▸ SELECTED PASSAGE
----------------

Auto-pause not turning on for serverless database

Luis 126 Reputation points
2023-03-27T16:57:47.8+00:00

I have a serverless database in which the Auto-pause delay is not turning on, I have selected 1 hour and 2 hours and when the update completes it shows 0 days, 0 hours, 0 minutes. What cold be the reason for this? It is set as "General Purpose (most budget friendly, serverless computer), Standard Series (Gen5), Max Vcores 80, min vCores 10.

Luis

Azure SQL Database
{count} votes

3 answers

Sort by: Most helpful
  1. Luis 126 Reputation points
    2023-03-27T19:33:09.18+00:00

    Thank you all, I switched to "Provisioned" and back again to "Serverless" and it let me turn on the Auto-Pause feature. Go figure ¯_(ツ)_/¯

    2 people found this answer helpful.

  2. Bjoern Peters 8,781 Reputation points
    2023-03-27T17:15:48.6266667+00:00

    Hi Luis,

    Welcome to Q&A Forum; this is a great place to get support, answers, and tips.

    Thank you for posting your question; I'll be more than glad to help you out.

    I am not sure what your problem is... "Auto-pause is not turning on"... your database is not pausing, or won't your database come online after it paused?

    Maybe this guide helps you a bit to find the cause!

    https://learn.microsoft.com/en-us/azure/azure-sql/database/serverless-tier-overview?view=azuresql&tabs=general-purpose#auto-pause-troubleshooting

    I hope my answer is helpful to you,

    Your

    Bjoern Peters

    If the reply was helpful, please upvote and/or accept it as an answer, as this helps others in the community with similar questions. Thanks!

----------------

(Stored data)
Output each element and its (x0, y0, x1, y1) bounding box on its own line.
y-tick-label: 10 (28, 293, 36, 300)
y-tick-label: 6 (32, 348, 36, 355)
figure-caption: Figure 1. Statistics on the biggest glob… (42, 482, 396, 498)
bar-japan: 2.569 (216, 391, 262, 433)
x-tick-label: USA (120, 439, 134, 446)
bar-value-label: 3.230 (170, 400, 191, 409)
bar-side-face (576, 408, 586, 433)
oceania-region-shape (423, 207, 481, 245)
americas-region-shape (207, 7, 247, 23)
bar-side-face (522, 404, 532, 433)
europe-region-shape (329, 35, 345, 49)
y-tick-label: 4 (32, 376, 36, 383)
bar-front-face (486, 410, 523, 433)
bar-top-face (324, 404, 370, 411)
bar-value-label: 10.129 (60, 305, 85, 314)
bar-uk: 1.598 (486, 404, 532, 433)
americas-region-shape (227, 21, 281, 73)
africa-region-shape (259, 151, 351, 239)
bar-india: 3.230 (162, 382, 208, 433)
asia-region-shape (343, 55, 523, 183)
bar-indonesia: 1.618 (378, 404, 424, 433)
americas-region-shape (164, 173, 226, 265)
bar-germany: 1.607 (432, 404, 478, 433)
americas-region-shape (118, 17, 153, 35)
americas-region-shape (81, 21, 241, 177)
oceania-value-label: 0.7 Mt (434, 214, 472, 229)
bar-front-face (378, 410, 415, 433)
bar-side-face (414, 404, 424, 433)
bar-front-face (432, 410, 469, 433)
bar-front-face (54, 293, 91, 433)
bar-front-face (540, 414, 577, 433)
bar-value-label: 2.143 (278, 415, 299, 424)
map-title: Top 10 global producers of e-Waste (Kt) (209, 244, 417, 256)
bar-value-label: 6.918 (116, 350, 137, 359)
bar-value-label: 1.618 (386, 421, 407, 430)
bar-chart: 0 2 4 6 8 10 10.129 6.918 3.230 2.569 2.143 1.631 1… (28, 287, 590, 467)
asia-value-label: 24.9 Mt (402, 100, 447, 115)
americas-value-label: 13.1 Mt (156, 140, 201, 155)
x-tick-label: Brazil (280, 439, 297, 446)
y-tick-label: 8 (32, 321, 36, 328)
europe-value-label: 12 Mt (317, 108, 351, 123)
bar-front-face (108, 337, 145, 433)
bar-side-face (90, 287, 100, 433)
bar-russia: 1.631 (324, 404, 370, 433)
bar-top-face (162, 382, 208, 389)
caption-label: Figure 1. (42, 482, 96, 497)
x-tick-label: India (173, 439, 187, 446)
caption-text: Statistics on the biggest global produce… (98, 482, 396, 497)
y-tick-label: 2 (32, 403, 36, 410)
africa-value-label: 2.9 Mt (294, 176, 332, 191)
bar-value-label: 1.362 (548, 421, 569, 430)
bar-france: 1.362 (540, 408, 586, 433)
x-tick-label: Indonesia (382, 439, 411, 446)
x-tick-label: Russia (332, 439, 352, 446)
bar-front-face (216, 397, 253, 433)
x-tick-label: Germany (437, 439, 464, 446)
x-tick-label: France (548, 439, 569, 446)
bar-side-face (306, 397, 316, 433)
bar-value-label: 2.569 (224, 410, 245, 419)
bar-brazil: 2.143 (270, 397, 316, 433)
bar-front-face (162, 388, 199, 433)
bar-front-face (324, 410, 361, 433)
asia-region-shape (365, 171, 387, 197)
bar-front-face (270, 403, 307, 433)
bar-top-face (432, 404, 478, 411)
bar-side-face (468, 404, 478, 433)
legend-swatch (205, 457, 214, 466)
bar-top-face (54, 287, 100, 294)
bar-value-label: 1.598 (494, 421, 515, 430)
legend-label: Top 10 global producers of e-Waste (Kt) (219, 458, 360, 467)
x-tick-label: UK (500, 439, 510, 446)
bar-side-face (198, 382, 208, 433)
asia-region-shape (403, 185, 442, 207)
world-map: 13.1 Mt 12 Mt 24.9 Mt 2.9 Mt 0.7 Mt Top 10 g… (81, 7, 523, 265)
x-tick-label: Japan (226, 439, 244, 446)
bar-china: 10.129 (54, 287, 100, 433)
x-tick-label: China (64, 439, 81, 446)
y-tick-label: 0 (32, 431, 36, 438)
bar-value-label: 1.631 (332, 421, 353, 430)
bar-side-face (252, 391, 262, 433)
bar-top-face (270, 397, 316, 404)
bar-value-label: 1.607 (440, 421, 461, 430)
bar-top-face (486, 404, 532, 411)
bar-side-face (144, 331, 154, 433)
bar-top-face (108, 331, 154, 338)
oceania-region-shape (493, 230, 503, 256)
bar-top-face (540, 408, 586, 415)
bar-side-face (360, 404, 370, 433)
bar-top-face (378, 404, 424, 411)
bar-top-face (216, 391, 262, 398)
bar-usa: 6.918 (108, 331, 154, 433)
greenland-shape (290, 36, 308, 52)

----------------

▸ EXERCISE PROMPT
Please write out the forum thread word for word, from "I hope my answer" up to and including "similar questions. Thanks!".

▸ WRITTEN ANSWER
I hope my answer is helpful to you,

    Your

    Bjoern Peters

    If the reply was helpful, please upvote and/or accept it as an answer, as this helps others in the community with similar questions. Thanks!